*** EXTRACTED MATERIAL ***
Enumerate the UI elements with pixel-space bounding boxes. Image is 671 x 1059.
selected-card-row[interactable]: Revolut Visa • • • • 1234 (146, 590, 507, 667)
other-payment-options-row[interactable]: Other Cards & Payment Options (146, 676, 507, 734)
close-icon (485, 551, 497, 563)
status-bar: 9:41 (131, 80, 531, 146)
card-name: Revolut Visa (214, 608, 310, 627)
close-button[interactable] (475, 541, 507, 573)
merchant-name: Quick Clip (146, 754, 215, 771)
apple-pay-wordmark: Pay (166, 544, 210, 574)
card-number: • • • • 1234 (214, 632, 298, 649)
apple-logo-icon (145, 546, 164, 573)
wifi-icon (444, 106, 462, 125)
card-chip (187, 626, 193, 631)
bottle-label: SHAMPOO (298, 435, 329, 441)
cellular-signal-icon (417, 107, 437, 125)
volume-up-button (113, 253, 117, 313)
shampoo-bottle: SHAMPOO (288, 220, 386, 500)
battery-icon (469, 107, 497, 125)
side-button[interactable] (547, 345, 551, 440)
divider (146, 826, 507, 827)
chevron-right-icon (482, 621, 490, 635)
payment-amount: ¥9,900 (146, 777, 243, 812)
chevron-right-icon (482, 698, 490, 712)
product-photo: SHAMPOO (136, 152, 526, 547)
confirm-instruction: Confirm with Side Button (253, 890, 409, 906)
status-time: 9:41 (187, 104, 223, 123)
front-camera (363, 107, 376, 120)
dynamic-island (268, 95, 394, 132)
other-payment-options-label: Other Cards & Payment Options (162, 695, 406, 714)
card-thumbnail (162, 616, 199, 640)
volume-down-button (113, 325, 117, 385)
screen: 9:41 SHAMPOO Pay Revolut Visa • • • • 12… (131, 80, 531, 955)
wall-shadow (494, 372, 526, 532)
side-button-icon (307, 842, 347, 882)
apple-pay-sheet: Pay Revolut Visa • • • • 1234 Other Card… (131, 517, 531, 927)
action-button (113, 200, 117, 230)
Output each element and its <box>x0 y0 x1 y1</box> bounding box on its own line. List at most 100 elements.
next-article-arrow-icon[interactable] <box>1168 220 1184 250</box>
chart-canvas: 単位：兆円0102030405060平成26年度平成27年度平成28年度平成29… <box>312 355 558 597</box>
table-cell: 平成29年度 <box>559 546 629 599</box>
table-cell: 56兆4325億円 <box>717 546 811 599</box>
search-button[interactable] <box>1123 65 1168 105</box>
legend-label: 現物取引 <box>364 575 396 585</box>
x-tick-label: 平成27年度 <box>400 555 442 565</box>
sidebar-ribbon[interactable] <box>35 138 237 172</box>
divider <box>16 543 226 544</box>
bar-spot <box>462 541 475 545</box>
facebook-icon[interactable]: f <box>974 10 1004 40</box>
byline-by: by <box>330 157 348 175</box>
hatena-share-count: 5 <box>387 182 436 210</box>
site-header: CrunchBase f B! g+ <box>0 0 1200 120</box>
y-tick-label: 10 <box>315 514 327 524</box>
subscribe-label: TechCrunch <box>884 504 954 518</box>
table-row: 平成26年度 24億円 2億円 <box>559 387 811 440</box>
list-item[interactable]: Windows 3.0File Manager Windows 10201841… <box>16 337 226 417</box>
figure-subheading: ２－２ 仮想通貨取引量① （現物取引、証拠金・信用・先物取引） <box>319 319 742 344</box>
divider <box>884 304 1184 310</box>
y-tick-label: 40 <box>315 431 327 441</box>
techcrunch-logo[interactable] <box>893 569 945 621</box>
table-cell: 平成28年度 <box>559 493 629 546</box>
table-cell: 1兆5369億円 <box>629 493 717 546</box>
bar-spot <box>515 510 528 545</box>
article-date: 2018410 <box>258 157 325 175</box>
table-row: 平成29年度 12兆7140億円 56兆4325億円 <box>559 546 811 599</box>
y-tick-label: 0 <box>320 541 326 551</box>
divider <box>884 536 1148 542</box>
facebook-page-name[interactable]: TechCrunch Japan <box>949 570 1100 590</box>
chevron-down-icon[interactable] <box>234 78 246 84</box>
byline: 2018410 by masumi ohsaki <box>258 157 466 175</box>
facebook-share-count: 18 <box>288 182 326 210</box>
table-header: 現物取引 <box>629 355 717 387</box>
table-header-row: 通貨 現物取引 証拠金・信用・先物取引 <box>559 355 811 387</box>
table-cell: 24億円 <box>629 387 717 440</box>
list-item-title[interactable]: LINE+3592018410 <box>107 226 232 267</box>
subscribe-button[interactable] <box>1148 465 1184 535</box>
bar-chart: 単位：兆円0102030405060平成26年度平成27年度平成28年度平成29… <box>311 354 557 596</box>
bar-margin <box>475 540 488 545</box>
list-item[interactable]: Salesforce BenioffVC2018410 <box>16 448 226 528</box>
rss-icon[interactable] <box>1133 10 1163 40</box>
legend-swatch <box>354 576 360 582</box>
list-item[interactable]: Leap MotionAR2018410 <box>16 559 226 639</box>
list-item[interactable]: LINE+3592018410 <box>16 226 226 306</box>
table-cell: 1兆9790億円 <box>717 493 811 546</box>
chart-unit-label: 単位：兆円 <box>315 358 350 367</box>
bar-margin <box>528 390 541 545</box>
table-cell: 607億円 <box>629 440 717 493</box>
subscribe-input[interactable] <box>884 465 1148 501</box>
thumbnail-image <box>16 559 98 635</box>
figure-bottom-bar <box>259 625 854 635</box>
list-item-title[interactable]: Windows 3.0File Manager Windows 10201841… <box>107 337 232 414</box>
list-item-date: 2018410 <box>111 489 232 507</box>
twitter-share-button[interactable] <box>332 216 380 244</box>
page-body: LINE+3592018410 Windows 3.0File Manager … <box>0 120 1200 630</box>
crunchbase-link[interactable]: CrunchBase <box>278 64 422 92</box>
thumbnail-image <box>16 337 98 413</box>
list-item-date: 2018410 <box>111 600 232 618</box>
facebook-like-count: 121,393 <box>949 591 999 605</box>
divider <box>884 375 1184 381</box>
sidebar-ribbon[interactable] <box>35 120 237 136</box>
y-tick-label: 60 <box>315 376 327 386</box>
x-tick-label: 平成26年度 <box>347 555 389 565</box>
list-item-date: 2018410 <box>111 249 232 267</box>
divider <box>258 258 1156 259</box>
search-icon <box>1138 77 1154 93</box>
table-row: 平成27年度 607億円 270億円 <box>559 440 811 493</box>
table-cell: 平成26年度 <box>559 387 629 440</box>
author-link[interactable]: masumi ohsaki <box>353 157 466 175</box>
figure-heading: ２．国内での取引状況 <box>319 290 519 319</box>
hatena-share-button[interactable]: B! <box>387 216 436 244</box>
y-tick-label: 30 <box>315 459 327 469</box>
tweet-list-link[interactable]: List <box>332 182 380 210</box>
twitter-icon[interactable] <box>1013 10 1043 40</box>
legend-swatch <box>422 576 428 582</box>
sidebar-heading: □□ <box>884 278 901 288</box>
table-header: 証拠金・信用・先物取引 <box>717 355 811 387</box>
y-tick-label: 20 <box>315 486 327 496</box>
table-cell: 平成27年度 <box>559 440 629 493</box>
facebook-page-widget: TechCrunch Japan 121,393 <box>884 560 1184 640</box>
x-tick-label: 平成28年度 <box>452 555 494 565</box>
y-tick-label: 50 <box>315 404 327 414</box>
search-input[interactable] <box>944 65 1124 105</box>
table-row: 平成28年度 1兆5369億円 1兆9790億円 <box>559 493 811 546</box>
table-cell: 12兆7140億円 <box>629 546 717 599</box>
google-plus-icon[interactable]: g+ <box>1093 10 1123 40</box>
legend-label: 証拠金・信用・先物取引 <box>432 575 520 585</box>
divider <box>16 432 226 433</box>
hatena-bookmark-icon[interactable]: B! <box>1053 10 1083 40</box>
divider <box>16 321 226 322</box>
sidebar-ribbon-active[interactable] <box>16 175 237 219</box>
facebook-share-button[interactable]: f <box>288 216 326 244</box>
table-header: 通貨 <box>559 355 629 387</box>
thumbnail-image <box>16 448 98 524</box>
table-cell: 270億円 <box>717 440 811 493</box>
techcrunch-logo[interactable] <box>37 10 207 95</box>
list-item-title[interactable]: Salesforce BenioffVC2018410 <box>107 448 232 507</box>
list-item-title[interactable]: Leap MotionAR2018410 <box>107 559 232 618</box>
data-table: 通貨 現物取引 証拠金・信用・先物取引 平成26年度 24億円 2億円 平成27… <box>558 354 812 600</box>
***
• PROMPT: Put the listing above into a Markdown table. Start with its first line and go on through the line with "volume-up-button (113, 253, 117, 313)", giving each line a number under Row and its text under Entry, and leave out any blank lines.

• EXPECTED ANSWER:
| Row | Entry |
|---|---|
| 1 | Enumerate the UI elements with pixel-space bounding boxes. Image is 671 x 1059. |
| 2 | selected-card-row[interactable]: Revolut Visa • • • • 1234 (146, 590, 507, 667) |
| 3 | other-payment-options-row[interactable]: Other Cards & Payment Options (146, 676, 507, 734) |
| 4 | close-icon (485, 551, 497, 563) |
| 5 | status-bar: 9:41 (131, 80, 531, 146) |
| 6 | card-name: Revolut Visa (214, 608, 310, 627) |
| 7 | close-button[interactable] (475, 541, 507, 573) |
| 8 | merchant-name: Quick Clip (146, 754, 215, 771) |
| 9 | apple-pay-wordmark: Pay (166, 544, 210, 574) |
| 10 | card-number: • • • • 1234 (214, 632, 298, 649) |
| 11 | apple-logo-icon (145, 546, 164, 573) |
| 12 | wifi-icon (444, 106, 462, 125) |
| 13 | card-chip (187, 626, 193, 631) |
| 14 | bottle-label: SHAMPOO (298, 435, 329, 441) |
| 15 | cellular-signal-icon (417, 107, 437, 125) |
| 16 | volume-up-button (113, 253, 117, 313) |